**DIRECTIVE**
Copy each line exactly. Leave nothing out.

** Start of MATERIAL FOR THE TASK **

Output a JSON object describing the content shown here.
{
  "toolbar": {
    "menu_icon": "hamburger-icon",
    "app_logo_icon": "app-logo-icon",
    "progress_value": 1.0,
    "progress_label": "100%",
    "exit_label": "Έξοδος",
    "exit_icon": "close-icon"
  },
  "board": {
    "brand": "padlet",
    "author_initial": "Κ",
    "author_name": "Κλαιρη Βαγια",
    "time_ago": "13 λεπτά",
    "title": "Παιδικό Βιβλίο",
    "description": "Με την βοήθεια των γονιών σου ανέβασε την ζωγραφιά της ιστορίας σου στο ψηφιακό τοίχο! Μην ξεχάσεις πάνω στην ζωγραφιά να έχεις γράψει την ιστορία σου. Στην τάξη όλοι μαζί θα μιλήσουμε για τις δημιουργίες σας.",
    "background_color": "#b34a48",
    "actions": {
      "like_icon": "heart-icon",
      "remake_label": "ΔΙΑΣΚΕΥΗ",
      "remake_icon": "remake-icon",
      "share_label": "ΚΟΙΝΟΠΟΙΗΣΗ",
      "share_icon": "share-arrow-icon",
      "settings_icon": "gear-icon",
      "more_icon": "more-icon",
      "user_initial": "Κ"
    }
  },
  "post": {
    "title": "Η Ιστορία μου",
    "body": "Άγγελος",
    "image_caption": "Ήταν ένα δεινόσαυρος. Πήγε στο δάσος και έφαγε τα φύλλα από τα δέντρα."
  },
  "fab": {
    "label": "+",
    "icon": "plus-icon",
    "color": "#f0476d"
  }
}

** End of MATERIAL FOR THE TASK **

**OUTPUT FOR THIS EXERCISE**
Output a JSON object describing the content shown here.
{
  "toolbar": {
    "menu_icon": "hamburger-icon",
    "app_logo_icon": "app-logo-icon",
    "progress_value": 1.0,
    "progress_label": "100%",
    "exit_label": "Έξοδος",
    "exit_icon": "close-icon"
  },
  "board": {
    "brand": "padlet",
    "author_initial": "Κ",
    "author_name": "Κλαιρη Βαγια",
    "time_ago": "13 λεπτά",
    "title": "Παιδικό Βιβλίο",
    "description": "Με την βοήθεια των γονιών σου ανέβασε την ζωγραφιά της ιστορίας σου στο ψηφιακό τοίχο! Μην ξεχάσεις πάνω στην ζωγραφιά να έχεις γράψει την ιστορία σου. Στην τάξη όλοι μαζί θα μιλήσουμε για τις δημιουργίες σας.",
    "background_color": "#b34a48",
    "actions": {
      "like_icon": "heart-icon",
      "remake_label": "ΔΙΑΣΚΕΥΗ",
      "remake_icon": "remake-icon",
      "share_label": "ΚΟΙΝΟΠΟΙΗΣΗ",
      "share_icon": "share-arrow-icon",
      "settings_icon": "gear-icon",
      "more_icon": "more-icon",
      "user_initial": "Κ"
    }
  },
  "post": {
    "title": "Η Ιστορία μου",
    "body": "Άγγελος",
    "image_caption": "Ήταν ένα δεινόσαυρος. Πήγε στο δάσος και έφαγε τα φύλλα από τα δέντρα."
  },
  "fab": {
    "label": "+",
    "icon": "plus-icon",
    "color": "#f0476d"
  }
}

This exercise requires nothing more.